• **AIM OF THE EXERCISE**: Count every line that has "Trace" in it and give the total, nothing more.

• **PROVIDED DATA**:
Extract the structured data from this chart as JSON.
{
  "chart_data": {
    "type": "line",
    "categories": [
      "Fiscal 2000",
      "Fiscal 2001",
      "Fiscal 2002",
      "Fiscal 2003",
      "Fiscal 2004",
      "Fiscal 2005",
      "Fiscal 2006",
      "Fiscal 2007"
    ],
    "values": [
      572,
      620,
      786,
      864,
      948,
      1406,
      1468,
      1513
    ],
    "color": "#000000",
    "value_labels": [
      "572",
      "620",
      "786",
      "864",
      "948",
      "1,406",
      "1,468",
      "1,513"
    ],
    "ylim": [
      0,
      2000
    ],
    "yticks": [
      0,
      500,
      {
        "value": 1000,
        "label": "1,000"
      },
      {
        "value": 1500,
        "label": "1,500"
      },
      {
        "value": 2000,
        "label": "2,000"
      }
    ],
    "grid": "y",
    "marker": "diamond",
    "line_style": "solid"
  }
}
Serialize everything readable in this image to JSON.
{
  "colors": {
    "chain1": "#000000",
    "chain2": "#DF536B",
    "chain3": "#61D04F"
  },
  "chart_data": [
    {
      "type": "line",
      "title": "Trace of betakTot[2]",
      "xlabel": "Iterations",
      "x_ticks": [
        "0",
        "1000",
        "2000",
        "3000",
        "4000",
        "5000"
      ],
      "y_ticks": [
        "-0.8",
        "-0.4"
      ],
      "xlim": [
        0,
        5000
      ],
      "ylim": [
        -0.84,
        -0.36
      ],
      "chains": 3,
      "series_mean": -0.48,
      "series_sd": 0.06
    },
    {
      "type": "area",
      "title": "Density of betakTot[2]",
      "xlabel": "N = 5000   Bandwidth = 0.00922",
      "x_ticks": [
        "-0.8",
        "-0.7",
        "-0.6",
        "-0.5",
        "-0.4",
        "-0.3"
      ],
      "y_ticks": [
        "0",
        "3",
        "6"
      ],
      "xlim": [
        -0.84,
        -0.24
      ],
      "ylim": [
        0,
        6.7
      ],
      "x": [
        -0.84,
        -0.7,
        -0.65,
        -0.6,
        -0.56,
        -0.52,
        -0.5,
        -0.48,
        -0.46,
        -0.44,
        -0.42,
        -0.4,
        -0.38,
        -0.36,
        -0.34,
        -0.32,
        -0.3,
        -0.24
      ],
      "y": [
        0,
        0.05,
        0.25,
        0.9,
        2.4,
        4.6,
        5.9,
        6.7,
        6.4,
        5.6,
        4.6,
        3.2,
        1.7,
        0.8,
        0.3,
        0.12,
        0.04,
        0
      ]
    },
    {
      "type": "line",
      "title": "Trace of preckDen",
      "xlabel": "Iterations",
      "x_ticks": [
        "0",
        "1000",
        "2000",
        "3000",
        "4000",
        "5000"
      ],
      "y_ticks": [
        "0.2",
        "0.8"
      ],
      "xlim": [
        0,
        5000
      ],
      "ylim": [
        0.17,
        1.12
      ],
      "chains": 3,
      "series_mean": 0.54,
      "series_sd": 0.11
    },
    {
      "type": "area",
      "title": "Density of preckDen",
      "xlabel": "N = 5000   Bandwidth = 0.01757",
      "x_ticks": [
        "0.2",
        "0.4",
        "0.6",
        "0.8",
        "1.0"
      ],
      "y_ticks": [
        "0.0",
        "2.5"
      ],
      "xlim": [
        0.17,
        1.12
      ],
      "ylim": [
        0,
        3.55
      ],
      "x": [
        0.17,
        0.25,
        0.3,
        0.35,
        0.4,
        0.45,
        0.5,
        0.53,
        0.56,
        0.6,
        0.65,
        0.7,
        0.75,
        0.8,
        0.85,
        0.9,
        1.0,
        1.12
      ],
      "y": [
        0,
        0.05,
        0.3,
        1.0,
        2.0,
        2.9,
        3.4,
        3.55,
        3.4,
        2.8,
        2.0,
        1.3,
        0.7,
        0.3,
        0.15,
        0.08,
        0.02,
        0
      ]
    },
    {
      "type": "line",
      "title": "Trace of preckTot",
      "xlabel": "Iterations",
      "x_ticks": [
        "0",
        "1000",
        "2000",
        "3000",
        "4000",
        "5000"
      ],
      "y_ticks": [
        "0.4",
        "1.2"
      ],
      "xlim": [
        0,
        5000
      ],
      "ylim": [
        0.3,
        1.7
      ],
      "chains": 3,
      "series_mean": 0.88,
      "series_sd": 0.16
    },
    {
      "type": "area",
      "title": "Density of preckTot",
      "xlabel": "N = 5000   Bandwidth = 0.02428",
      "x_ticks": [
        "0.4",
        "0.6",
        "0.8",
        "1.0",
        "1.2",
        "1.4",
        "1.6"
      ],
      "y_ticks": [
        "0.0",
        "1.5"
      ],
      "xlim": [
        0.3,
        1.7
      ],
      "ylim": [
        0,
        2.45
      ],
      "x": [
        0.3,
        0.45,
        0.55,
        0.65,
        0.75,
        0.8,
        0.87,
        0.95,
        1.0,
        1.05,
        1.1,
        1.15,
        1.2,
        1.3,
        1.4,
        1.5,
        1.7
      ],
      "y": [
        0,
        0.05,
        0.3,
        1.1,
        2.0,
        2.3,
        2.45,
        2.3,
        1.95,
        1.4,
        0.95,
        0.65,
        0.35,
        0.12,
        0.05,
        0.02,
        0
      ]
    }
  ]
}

• **OUTPUT**: 3